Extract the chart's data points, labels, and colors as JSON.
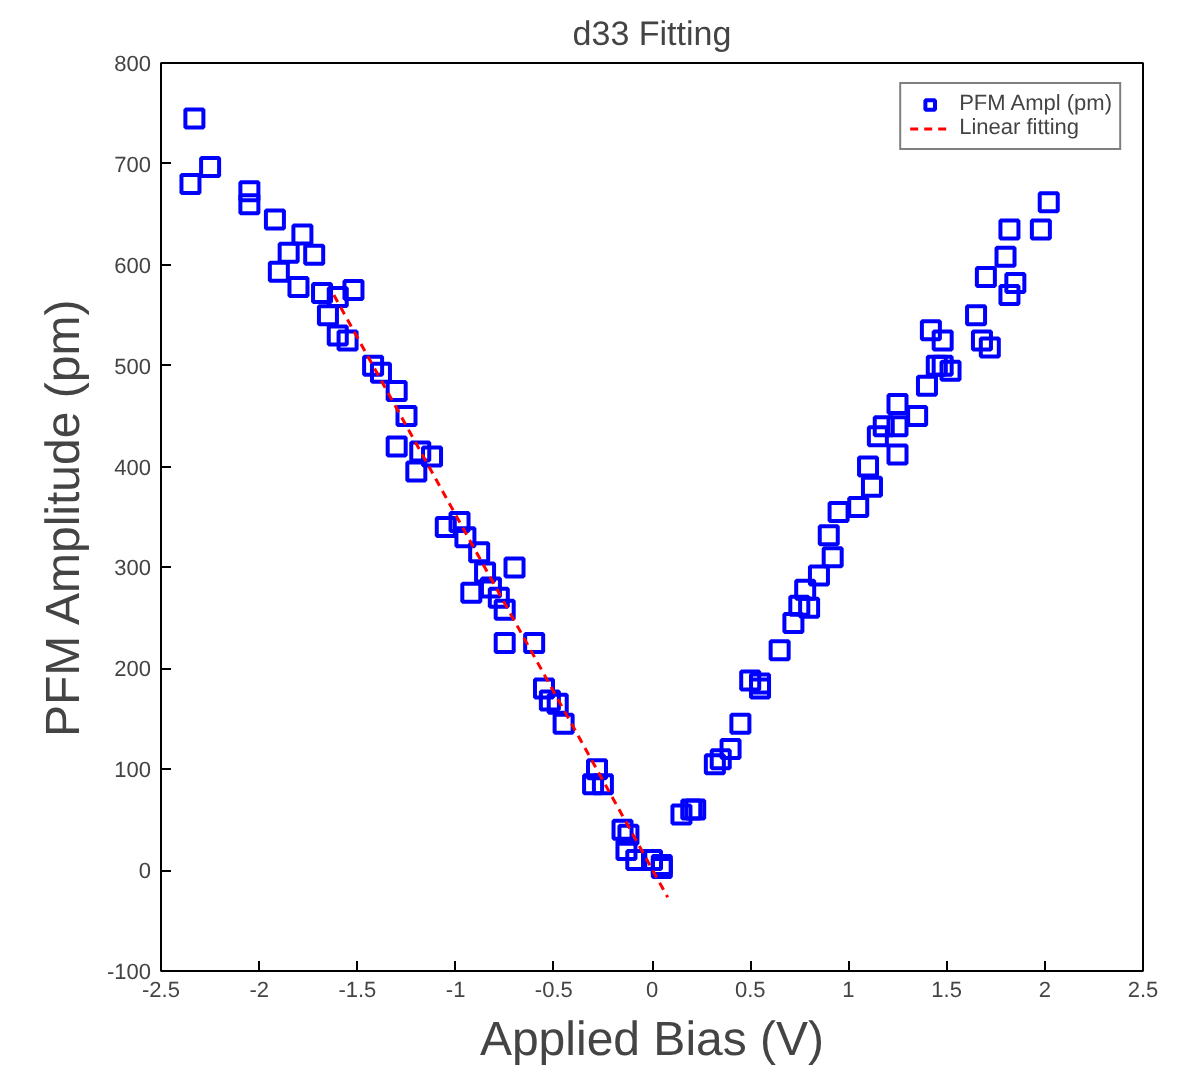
{
  "chart_data": {
    "type": "scatter",
    "title": "d33 Fitting",
    "xlabel": "Applied Bias (V)",
    "ylabel": "PFM Amplitude (pm)",
    "xlim": [
      -2.5,
      2.5
    ],
    "ylim": [
      -100,
      800
    ],
    "xticks": [
      -2.5,
      -2,
      -1.5,
      -1,
      -0.5,
      0,
      0.5,
      1,
      1.5,
      2,
      2.5
    ],
    "yticks": [
      -100,
      0,
      100,
      200,
      300,
      400,
      500,
      600,
      700,
      800
    ],
    "grid": false,
    "legend": "top right",
    "series": [
      {
        "name": "PFM Ampl (pm)",
        "marker": "square",
        "color": "#0000ff",
        "x": [
          -2.33,
          -2.35,
          -2.25,
          -2.05,
          -2.05,
          -1.92,
          -1.9,
          -1.85,
          -1.78,
          -1.8,
          -1.72,
          -1.68,
          -1.65,
          -1.6,
          -1.6,
          -1.55,
          -1.52,
          -1.42,
          -1.38,
          -1.3,
          -1.3,
          -1.25,
          -1.2,
          -1.18,
          -1.12,
          -1.05,
          -0.98,
          -0.95,
          -0.92,
          -0.88,
          -0.85,
          -0.82,
          -0.78,
          -0.75,
          -0.75,
          -0.7,
          -0.6,
          -0.55,
          -0.52,
          -0.48,
          -0.45,
          -0.3,
          -0.28,
          -0.25,
          -0.15,
          -0.12,
          -0.13,
          -0.08,
          0.0,
          0.05,
          0.05,
          0.15,
          0.2,
          0.22,
          0.32,
          0.35,
          0.4,
          0.45,
          0.5,
          0.55,
          0.55,
          0.65,
          0.72,
          0.75,
          0.78,
          0.8,
          0.85,
          0.9,
          0.92,
          0.95,
          1.05,
          1.1,
          1.12,
          1.15,
          1.18,
          1.25,
          1.25,
          1.25,
          1.35,
          1.4,
          1.42,
          1.45,
          1.48,
          1.48,
          1.52,
          1.65,
          1.68,
          1.7,
          1.72,
          1.8,
          1.82,
          1.82,
          1.85,
          1.98,
          2.02
        ],
        "values": [
          745,
          680,
          697,
          673,
          660,
          645,
          593,
          612,
          630,
          578,
          610,
          572,
          550,
          568,
          530,
          525,
          575,
          500,
          493,
          475,
          420,
          450,
          395,
          415,
          410,
          340,
          345,
          330,
          275,
          315,
          295,
          280,
          270,
          225,
          258,
          300,
          225,
          180,
          168,
          165,
          145,
          85,
          100,
          85,
          40,
          35,
          20,
          10,
          10,
          5,
          2,
          55,
          60,
          60,
          105,
          110,
          120,
          145,
          188,
          185,
          180,
          218,
          245,
          262,
          278,
          260,
          292,
          332,
          310,
          355,
          360,
          400,
          380,
          430,
          440,
          440,
          412,
          462,
          450,
          480,
          535,
          500,
          525,
          500,
          495,
          550,
          525,
          588,
          518,
          608,
          635,
          570,
          582,
          635,
          662
        ]
      },
      {
        "name": "Linear fitting",
        "type": "line",
        "line_style": "dashed",
        "color": "#ff0000",
        "x": [
          -1.62,
          0.08
        ],
        "values": [
          570,
          -27
        ]
      }
    ]
  }
}
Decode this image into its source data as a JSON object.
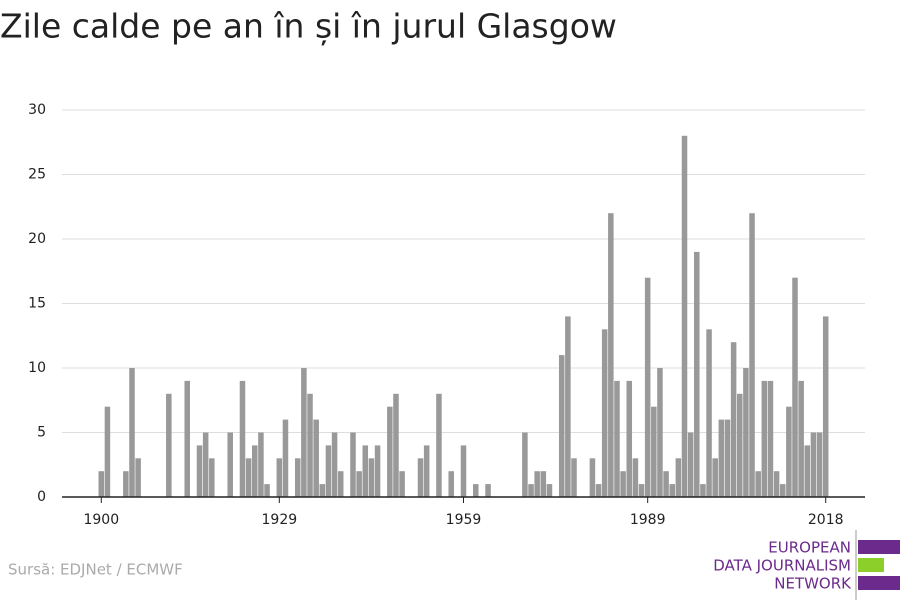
====
§ Set problem:
Leave out the pictures and restate everything else word for word.

§ Answer to the problem:
Extract the chart's data points, labels, and colors as JSON.
{
  "chart_data": {
    "type": "scatter",
    "title": "d33 Fitting",
    "xlabel": "Applied Bias (V)",
    "ylabel": "PFM Amplitude (pm)",
    "xlim": [
      -2.5,
      2.5
    ],
    "ylim": [
      -100,
      800
    ],
    "xticks": [
      -2.5,
      -2,
      -1.5,
      -1,
      -0.5,
      0,
      0.5,
      1,
      1.5,
      2,
      2.5
    ],
    "yticks": [
      -100,
      0,
      100,
      200,
      300,
      400,
      500,
      600,
      700,
      800
    ],
    "grid": false,
    "legend": "top right",
    "series": [
      {
        "name": "PFM Ampl (pm)",
        "marker": "square",
        "color": "#0000ff",
        "x": [
          -2.33,
          -2.35,
          -2.25,
          -2.05,
          -2.05,
          -1.92,
          -1.9,
          -1.85,
          -1.78,
          -1.8,
          -1.72,
          -1.68,
          -1.65,
          -1.6,
          -1.6,
          -1.55,
          -1.52,
          -1.42,
          -1.38,
          -1.3,
          -1.3,
          -1.25,
          -1.2,
          -1.18,
          -1.12,
          -1.05,
          -0.98,
          -0.95,
          -0.92,
          -0.88,
          -0.85,
          -0.82,
          -0.78,
          -0.75,
          -0.75,
          -0.7,
          -0.6,
          -0.55,
          -0.52,
          -0.48,
          -0.45,
          -0.3,
          -0.28,
          -0.25,
          -0.15,
          -0.12,
          -0.13,
          -0.08,
          0.0,
          0.05,
          0.05,
          0.15,
          0.2,
          0.22,
          0.32,
          0.35,
          0.4,
          0.45,
          0.5,
          0.55,
          0.55,
          0.65,
          0.72,
          0.75,
          0.78,
          0.8,
          0.85,
          0.9,
          0.92,
          0.95,
          1.05,
          1.1,
          1.12,
          1.15,
          1.18,
          1.25,
          1.25,
          1.25,
          1.35,
          1.4,
          1.42,
          1.45,
          1.48,
          1.48,
          1.52,
          1.65,
          1.68,
          1.7,
          1.72,
          1.8,
          1.82,
          1.82,
          1.85,
          1.98,
          2.02
        ],
        "values": [
          745,
          680,
          697,
          673,
          660,
          645,
          593,
          612,
          630,
          578,
          610,
          572,
          550,
          568,
          530,
          525,
          575,
          500,
          493,
          475,
          420,
          450,
          395,
          415,
          410,
          340,
          345,
          330,
          275,
          315,
          295,
          280,
          270,
          225,
          258,
          300,
          225,
          180,
          168,
          165,
          145,
          85,
          100,
          85,
          40,
          35,
          20,
          10,
          10,
          5,
          2,
          55,
          60,
          60,
          105,
          110,
          120,
          145,
          188,
          185,
          180,
          218,
          245,
          262,
          278,
          260,
          292,
          332,
          310,
          355,
          360,
          400,
          380,
          430,
          440,
          440,
          412,
          462,
          450,
          480,
          535,
          500,
          525,
          500,
          495,
          550,
          525,
          588,
          518,
          608,
          635,
          570,
          582,
          635,
          662
        ]
      },
      {
        "name": "Linear fitting",
        "type": "line",
        "line_style": "dashed",
        "color": "#ff0000",
        "x": [
          -1.62,
          0.08
        ],
        "values": [
          570,
          -27
        ]
      }
    ]
  }
}
Decode this image into its source data as a JSON object.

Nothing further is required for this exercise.